# [Exercices proposés]
A. Selon l'extrait, en quelle année l'alliance entre les wahhabites et la famille des Saoud a-t-elle été scellée ?
B. Modifiez le passage de l'extrait qui commence à « Et l'Occident s'est » et se termine à « Atatrk en 1924. » en y remplaçant « Bin Laden » par « Ben Laden ».

# [Extrait]
━━━━━━

Son expansion va provoquer le divorce américano-saoudien « C'est une guerre d'usure »

« Sud-Ouest ». Pour vous, le 11 septembre est une très vieille histoire...

Antoine Basbous. Oui. Il s'inscrit dans la logique d'un combat qui a commencé en 1744, avec l'alliance scellée entre les wahhabites et la famille des Saoud. Cinquante ans avant la Révolution française. Trente-deux ans avant l'indépendance des Etats-Unis. Le wahhabisme un mouvement de réforme pour revenir aux premiers siècles de l'islam, dont il fait une lecture sélective est un islam belliqueux qui préconise le djihad contre tous les « hérétiques » et, bien sûr, les infidèles, chrétiens et juifs. C'est cette alliance qui a fondé l'Arabie saoudite, le pays de Bin Laden (1), dont venaient quinze des dix-neuf kamikazes du 11 septembre.

Pourquoi l'explosion maintenant ?

Les wahhabites sont sortis de leur sanctuaire pour faire alliance avec les Américains pendant toute la guerre froide et combattre les régimes alignés sur l'URSS. En Afghanistan, ils se sont attribués la défaite de l'Armée rouge. Ils ont pris conscience qu'ils pouvaient faire tomber les empires et chuter les superpuissances. Le wahhabisme est ainsi la matrice de tous les mouvements islamistes sunnites à travers le monde, qui se sont ressourcés dans ses universités, ont bénéficié de l'aide du régime saoudien, et ont quasiment tous fait campagne en Afghanistan pour apprendre le maniement des armes et des explosifs.

Et l'Occident s'est laissé surprendre ?

Lorsque les Américains ont abandonné cet allié de circonstance après la défaite de l'ennemi commun soviétique, ils ont oublié qu'ils avaient laissé derrière eux des orphelins. Ils pensaient que ces Arabes, ces musulmans, ne passeraient jamais à l'action. Mais Bin Laden, ce n'est pas Saddam qui promet tous les ans la mère des batailles. Lui, quand il menace, il exécute. En frappant les Etats-Unis, parce qu'ils sont le « grand Satan » qui tient l'économie globalisée et méprise les petits en Palestine, en Irak ou ailleurs, Bin Laden et les siens sont convaincus que les « petits Satans » Europe, Arabie... tomberont d'eux-mêmes. Ils sont convaincus que Dieu les aidera, comme il avait permis à l'Islam de s'étendre sur presque tout le pourtour méditerranéen. Le rêve de Bin Laden est de réhabiliter le khalifat aboli par Atatrk en 1924.

Il est encore loin du compte...

━━━━━━

# [Données recueillies]
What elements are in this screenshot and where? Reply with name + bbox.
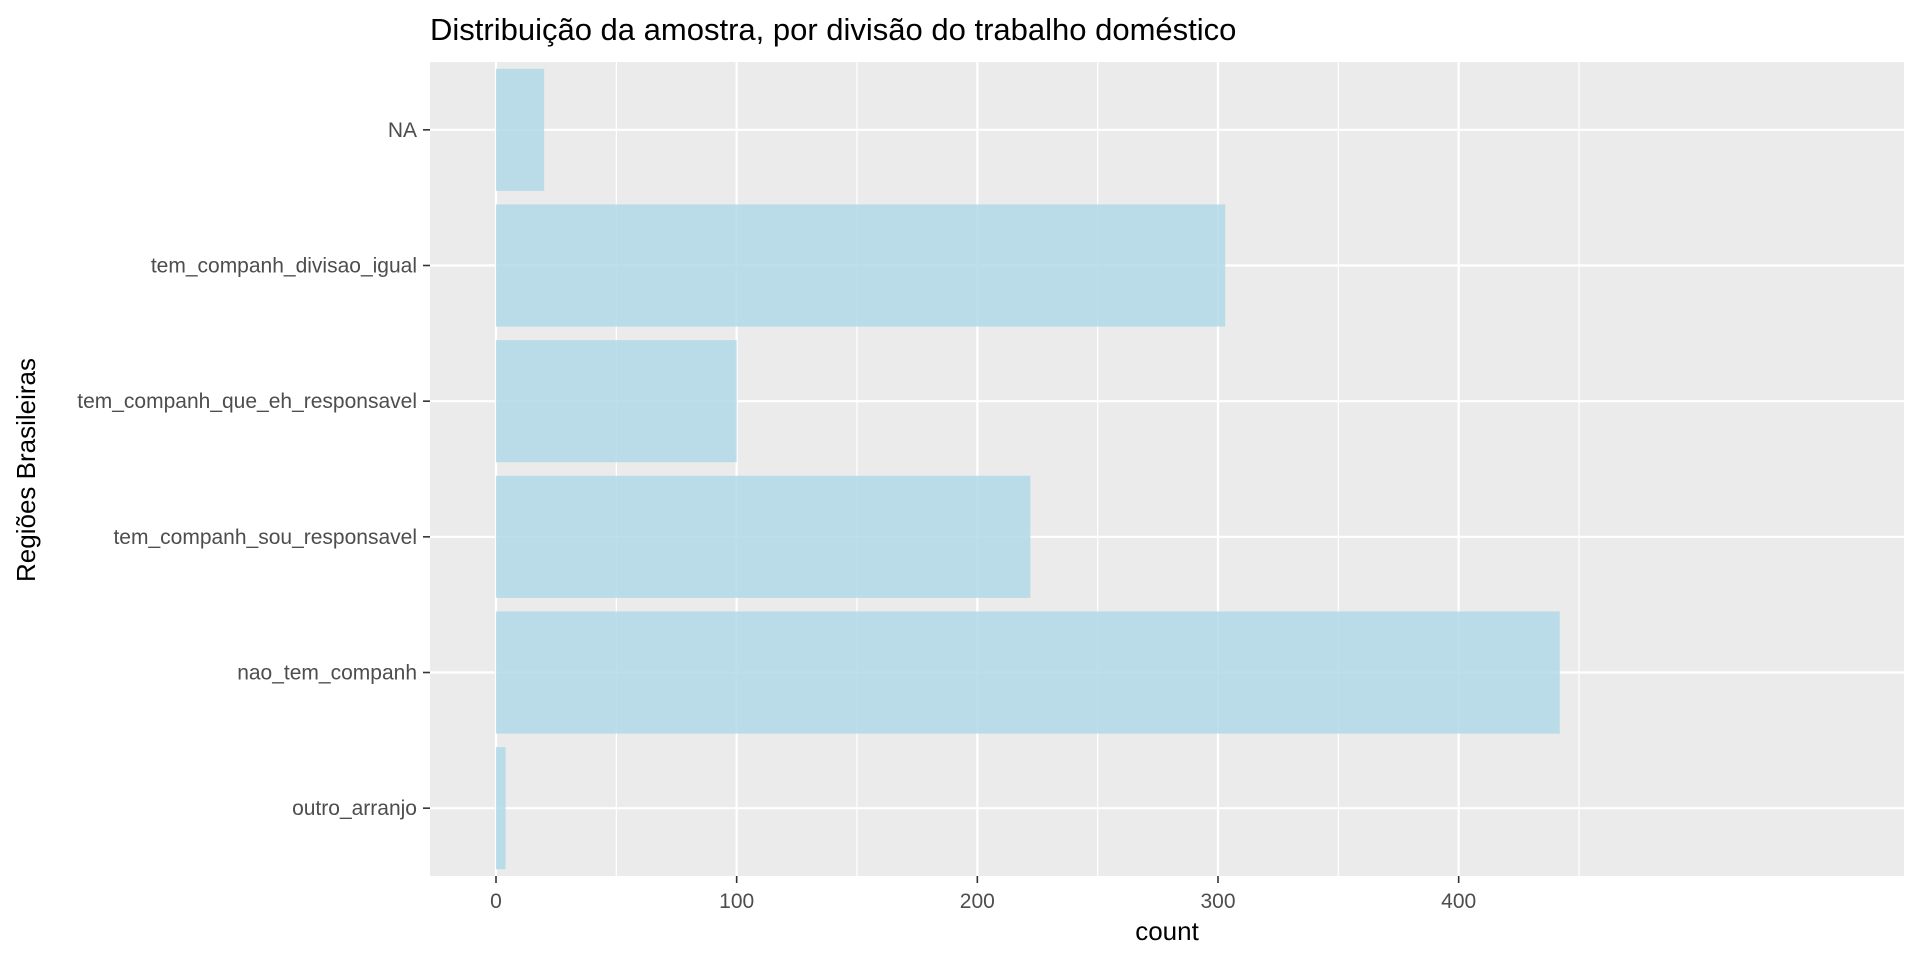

━━━━━━

# [Les résultats]
A. En 1744.

B.
Et l'Occident s'est laissé surprendre ?

Lorsque les Américains ont abandonné cet allié de circonstance après la défaite de l'ennemi commun soviétique, ils ont oublié qu'ils avaient laissé derrière eux des orphelins. Ils pensaient que ces Arabes, ces musulmans, ne passeraient jamais à l'action. Mais Ben Laden, ce n'est pas Saddam qui promet tous les ans la mère des batailles. Lui, quand il menace, il exécute. En frappant les Etats-Unis, parce qu'ils sont le « grand Satan » qui tient l'économie globalisée et méprise les petits en Palestine, en Irak ou ailleurs, Ben Laden et les siens sont convaincus que les « petits Satans » Europe, Arabie... tomberont d'eux-mêmes. Ils sont convaincus que Dieu les aidera, comme il avait permis à l'Islam de s'étendre sur presque tout le pourtour méditerranéen. Le rêve de Ben Laden est de réhabiliter le khalifat aboli par Atatrk en 1924.